→ **TASK REQUIREMENTS**:
In the data below, locate each line with the word "difference" and list it.

→ **THE RECORDS**:
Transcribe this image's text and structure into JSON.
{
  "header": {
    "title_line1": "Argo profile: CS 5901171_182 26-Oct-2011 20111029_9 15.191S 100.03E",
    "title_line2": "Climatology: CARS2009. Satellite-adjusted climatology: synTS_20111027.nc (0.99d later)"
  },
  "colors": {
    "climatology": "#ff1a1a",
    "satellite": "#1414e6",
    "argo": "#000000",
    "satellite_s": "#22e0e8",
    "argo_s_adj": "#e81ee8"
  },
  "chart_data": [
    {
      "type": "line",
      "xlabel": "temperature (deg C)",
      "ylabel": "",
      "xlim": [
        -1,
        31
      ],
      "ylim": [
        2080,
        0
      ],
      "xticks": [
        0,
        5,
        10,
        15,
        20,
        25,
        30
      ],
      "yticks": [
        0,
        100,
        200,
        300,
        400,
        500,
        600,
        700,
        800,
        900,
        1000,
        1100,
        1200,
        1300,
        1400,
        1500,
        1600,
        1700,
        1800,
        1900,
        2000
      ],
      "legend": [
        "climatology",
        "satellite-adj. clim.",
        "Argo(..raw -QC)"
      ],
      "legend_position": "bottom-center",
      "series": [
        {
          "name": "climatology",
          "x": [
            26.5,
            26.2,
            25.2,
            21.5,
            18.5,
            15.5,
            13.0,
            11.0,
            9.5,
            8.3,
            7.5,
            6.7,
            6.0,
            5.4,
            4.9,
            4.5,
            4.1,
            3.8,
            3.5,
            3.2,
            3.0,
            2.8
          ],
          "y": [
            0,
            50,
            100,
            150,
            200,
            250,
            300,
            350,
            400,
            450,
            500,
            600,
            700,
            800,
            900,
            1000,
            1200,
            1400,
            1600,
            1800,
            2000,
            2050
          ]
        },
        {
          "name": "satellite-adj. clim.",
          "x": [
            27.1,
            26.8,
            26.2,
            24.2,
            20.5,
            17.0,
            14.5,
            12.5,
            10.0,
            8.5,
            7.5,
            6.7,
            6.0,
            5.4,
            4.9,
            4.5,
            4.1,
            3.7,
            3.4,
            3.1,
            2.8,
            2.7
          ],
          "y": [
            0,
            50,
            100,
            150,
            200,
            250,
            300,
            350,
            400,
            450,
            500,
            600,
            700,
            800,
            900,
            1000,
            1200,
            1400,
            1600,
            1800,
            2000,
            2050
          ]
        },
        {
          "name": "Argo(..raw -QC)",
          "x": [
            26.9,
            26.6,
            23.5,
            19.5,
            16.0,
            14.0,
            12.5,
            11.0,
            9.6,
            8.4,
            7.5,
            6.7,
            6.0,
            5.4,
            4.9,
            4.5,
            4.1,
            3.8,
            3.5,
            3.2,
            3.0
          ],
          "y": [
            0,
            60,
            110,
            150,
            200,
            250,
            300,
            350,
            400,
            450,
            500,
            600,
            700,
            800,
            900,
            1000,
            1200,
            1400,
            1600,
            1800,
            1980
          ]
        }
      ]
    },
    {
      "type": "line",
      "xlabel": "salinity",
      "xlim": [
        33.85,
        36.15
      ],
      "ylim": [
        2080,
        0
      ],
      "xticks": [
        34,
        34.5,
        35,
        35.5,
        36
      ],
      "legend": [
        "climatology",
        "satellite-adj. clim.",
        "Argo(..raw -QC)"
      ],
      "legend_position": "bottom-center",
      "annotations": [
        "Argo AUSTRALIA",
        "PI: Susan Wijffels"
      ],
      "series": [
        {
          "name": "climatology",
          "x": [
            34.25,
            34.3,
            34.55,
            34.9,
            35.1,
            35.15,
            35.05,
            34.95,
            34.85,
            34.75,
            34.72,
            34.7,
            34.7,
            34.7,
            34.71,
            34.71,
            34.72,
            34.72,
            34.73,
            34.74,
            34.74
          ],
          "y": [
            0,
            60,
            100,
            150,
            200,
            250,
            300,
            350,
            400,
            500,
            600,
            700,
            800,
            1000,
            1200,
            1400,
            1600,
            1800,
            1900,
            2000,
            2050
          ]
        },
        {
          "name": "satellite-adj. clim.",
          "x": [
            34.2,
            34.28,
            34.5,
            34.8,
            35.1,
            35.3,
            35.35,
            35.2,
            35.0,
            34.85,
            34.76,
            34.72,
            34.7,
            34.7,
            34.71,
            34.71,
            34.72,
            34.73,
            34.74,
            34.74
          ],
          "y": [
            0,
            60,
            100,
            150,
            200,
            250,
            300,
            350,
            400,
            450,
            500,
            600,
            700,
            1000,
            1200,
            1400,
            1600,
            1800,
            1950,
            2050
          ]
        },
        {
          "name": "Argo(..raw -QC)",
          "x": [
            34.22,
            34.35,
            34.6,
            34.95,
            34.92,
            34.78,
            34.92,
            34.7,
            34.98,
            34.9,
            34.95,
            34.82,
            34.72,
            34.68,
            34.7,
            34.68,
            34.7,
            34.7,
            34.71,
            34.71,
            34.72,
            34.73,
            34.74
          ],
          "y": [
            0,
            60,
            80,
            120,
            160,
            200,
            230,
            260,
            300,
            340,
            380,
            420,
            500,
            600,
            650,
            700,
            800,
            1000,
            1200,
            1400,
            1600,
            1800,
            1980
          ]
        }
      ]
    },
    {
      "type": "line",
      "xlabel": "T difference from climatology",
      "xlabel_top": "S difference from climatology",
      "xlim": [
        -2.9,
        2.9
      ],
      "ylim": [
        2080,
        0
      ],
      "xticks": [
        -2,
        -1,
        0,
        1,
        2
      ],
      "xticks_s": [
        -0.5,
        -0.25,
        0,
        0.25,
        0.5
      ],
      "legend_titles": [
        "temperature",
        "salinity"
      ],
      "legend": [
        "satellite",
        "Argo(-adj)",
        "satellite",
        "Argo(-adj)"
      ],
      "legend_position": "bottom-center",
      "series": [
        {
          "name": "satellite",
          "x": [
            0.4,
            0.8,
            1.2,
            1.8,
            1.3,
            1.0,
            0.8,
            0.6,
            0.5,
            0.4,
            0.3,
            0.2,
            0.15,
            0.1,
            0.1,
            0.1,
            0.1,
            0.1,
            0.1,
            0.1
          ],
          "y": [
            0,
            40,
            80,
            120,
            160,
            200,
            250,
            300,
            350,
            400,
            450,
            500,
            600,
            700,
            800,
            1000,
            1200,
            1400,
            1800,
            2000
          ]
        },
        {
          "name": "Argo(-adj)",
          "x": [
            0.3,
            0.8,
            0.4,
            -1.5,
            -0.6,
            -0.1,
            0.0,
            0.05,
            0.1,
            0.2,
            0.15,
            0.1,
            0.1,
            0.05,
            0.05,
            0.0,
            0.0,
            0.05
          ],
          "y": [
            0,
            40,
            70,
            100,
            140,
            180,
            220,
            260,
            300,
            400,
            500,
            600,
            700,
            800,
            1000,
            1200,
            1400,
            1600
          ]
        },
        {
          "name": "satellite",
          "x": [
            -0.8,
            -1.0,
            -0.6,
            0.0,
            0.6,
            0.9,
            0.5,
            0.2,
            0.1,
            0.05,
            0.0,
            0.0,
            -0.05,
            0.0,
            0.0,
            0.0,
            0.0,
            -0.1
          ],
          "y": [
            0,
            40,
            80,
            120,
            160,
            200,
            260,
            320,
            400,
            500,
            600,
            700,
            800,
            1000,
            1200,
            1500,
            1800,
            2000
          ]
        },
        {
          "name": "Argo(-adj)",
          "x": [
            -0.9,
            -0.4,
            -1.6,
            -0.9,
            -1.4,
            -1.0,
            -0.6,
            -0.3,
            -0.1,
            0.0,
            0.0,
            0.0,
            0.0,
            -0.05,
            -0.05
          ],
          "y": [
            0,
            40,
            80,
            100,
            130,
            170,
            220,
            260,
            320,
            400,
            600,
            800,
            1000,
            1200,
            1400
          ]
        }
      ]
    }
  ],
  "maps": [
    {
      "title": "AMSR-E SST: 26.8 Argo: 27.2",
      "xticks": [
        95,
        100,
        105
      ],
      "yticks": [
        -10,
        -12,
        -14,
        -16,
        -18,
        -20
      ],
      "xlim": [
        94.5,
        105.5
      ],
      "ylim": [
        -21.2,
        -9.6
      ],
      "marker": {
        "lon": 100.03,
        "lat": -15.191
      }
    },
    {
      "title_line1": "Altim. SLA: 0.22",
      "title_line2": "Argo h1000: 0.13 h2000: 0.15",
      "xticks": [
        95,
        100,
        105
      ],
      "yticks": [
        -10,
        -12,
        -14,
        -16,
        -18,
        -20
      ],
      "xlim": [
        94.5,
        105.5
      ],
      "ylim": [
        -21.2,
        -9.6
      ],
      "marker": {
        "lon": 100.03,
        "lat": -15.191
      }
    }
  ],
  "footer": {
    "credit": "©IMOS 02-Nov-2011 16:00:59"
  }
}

→ **RESPONSE TO THE TASK**:
      "xlabel": "T difference from climatology",
      "xlabel_top": "S difference from climatology",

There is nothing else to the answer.